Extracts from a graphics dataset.
— begin —

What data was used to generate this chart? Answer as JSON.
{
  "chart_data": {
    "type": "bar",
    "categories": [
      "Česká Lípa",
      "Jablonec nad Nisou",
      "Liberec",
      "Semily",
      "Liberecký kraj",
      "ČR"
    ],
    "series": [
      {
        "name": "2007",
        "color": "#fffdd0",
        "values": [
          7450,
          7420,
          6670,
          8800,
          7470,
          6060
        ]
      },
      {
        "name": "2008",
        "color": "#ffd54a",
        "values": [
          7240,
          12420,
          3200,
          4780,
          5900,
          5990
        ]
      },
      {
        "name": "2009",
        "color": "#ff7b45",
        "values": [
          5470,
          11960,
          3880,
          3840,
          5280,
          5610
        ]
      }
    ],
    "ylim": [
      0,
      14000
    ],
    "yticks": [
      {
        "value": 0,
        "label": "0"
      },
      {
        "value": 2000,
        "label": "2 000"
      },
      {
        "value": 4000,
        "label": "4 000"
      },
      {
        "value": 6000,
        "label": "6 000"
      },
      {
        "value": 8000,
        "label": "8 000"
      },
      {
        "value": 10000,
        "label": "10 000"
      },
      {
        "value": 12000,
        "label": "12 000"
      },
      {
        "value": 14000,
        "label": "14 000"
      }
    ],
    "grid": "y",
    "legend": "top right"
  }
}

— end —

Your task is to repeat the data exactly; please include every line.

What data was used to generate this chart? Answer as JSON.
{
  "chart_data": {
    "type": "bar",
    "categories": [
      "Česká Lípa",
      "Jablonec nad Nisou",
      "Liberec",
      "Semily",
      "Liberecký kraj",
      "ČR"
    ],
    "series": [
      {
        "name": "2007",
        "color": "#fffdd0",
        "values": [
          7450,
          7420,
          6670,
          8800,
          7470,
          6060
        ]
      },
      {
        "name": "2008",
        "color": "#ffd54a",
        "values": [
          7240,
          12420,
          3200,
          4780,
          5900,
          5990
        ]
      },
      {
        "name": "2009",
        "color": "#ff7b45",
        "values": [
          5470,
          11960,
          3880,
          3840,
          5280,
          5610
        ]
      }
    ],
    "ylim": [
      0,
      14000
    ],
    "yticks": [
      {
        "value": 0,
        "label": "0"
      },
      {
        "value": 2000,
        "label": "2 000"
      },
      {
        "value": 4000,
        "label": "4 000"
      },
      {
        "value": 6000,
        "label": "6 000"
      },
      {
        "value": 8000,
        "label": "8 000"
      },
      {
        "value": 10000,
        "label": "10 000"
      },
      {
        "value": 12000,
        "label": "12 000"
      },
      {
        "value": 14000,
        "label": "14 000"
      }
    ],
    "grid": "y",
    "legend": "top right"
  }
}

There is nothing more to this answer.